Short task: Leave out the pictures and reproduce all of the data exactly.
··· Rows ···
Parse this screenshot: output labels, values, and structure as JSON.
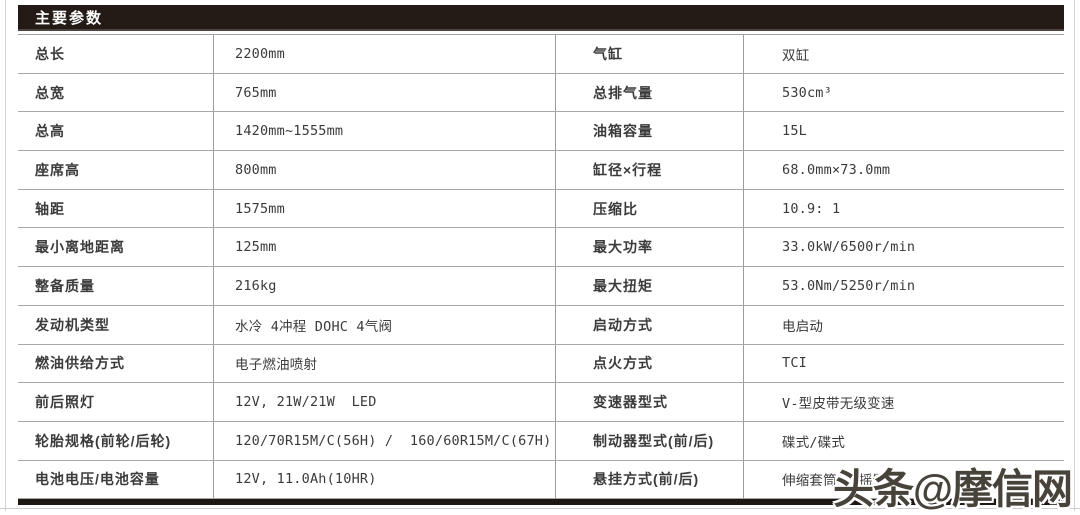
{
  "header": {
    "title": "主要参数"
  },
  "table": {
    "rows": [
      {
        "label1": "总长",
        "value1": "2200mm",
        "label2": "气缸",
        "value2": "双缸"
      },
      {
        "label1": "总宽",
        "value1": "765mm",
        "label2": "总排气量",
        "value2": "530cm³"
      },
      {
        "label1": "总高",
        "value1": "1420mm~1555mm",
        "label2": "油箱容量",
        "value2": "15L"
      },
      {
        "label1": "座席高",
        "value1": "800mm",
        "label2": "缸径×行程",
        "value2": "68.0mm×73.0mm"
      },
      {
        "label1": "轴距",
        "value1": "1575mm",
        "label2": "压缩比",
        "value2": "10.9: 1"
      },
      {
        "label1": "最小离地距离",
        "value1": "125mm",
        "label2": "最大功率",
        "value2": "33.0kW/6500r/min"
      },
      {
        "label1": "整备质量",
        "value1": "216kg",
        "label2": "最大扭矩",
        "value2": "53.0Nm/5250r/min"
      },
      {
        "label1": "发动机类型",
        "value1": "水冷 4冲程 DOHC 4气阀",
        "label2": "启动方式",
        "value2": "电启动"
      },
      {
        "label1": "燃油供给方式",
        "value1": "电子燃油喷射",
        "label2": "点火方式",
        "value2": "TCI"
      },
      {
        "label1": "前后照灯",
        "value1": "12V, 21W/21W  LED",
        "label2": "变速器型式",
        "value2": "V-型皮带无级变速"
      },
      {
        "label1": "轮胎规格(前轮/后轮)",
        "value1": "120/70R15M/C(56H) /  160/60R15M/C(67H)",
        "label2": "制动器型式(前/后)",
        "value2": "碟式/碟式"
      },
      {
        "label1": "电池电压/电池容量",
        "value1": "12V, 11.0Ah(10HR)",
        "label2": "悬挂方式(前/后)",
        "value2": "伸缩套筒式/摇臂式"
      }
    ]
  },
  "watermark": {
    "text": "头条@摩信网"
  },
  "colors": {
    "header_bg": "#241b16",
    "rule_gray": "#a3a3a3",
    "bottom_rule": "#1f1712",
    "text": "#3b3b3b",
    "watermark": "#47423a"
  }
}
···
Result of the task:
Parse this screenshot: output labels, values, and structure as JSON.
{
  "header": {
    "title": "主要参数"
  },
  "table": {
    "rows": [
      {
        "label1": "总长",
        "value1": "2200mm",
        "label2": "气缸",
        "value2": "双缸"
      },
      {
        "label1": "总宽",
        "value1": "765mm",
        "label2": "总排气量",
        "value2": "530cm³"
      },
      {
        "label1": "总高",
        "value1": "1420mm~1555mm",
        "label2": "油箱容量",
        "value2": "15L"
      },
      {
        "label1": "座席高",
        "value1": "800mm",
        "label2": "缸径×行程",
        "value2": "68.0mm×73.0mm"
      },
      {
        "label1": "轴距",
        "value1": "1575mm",
        "label2": "压缩比",
        "value2": "10.9: 1"
      },
      {
        "label1": "最小离地距离",
        "value1": "125mm",
        "label2": "最大功率",
        "value2": "33.0kW/6500r/min"
      },
      {
        "label1": "整备质量",
        "value1": "216kg",
        "label2": "最大扭矩",
        "value2": "53.0Nm/5250r/min"
      },
      {
        "label1": "发动机类型",
        "value1": "水冷 4冲程 DOHC 4气阀",
        "label2": "启动方式",
        "value2": "电启动"
      },
      {
        "label1": "燃油供给方式",
        "value1": "电子燃油喷射",
        "label2": "点火方式",
        "value2": "TCI"
      },
      {
        "label1": "前后照灯",
        "value1": "12V, 21W/21W  LED",
        "label2": "变速器型式",
        "value2": "V-型皮带无级变速"
      },
      {
        "label1": "轮胎规格(前轮/后轮)",
        "value1": "120/70R15M/C(56H) /  160/60R15M/C(67H)",
        "label2": "制动器型式(前/后)",
        "value2": "碟式/碟式"
      },
      {
        "label1": "电池电压/电池容量",
        "value1": "12V, 11.0Ah(10HR)",
        "label2": "悬挂方式(前/后)",
        "value2": "伸缩套筒式/摇臂式"
      }
    ]
  },
  "watermark": {
    "text": "头条@摩信网"
  },
  "colors": {
    "header_bg": "#241b16",
    "rule_gray": "#a3a3a3",
    "bottom_rule": "#1f1712",
    "text": "#3b3b3b",
    "watermark": "#47423a"
  }
}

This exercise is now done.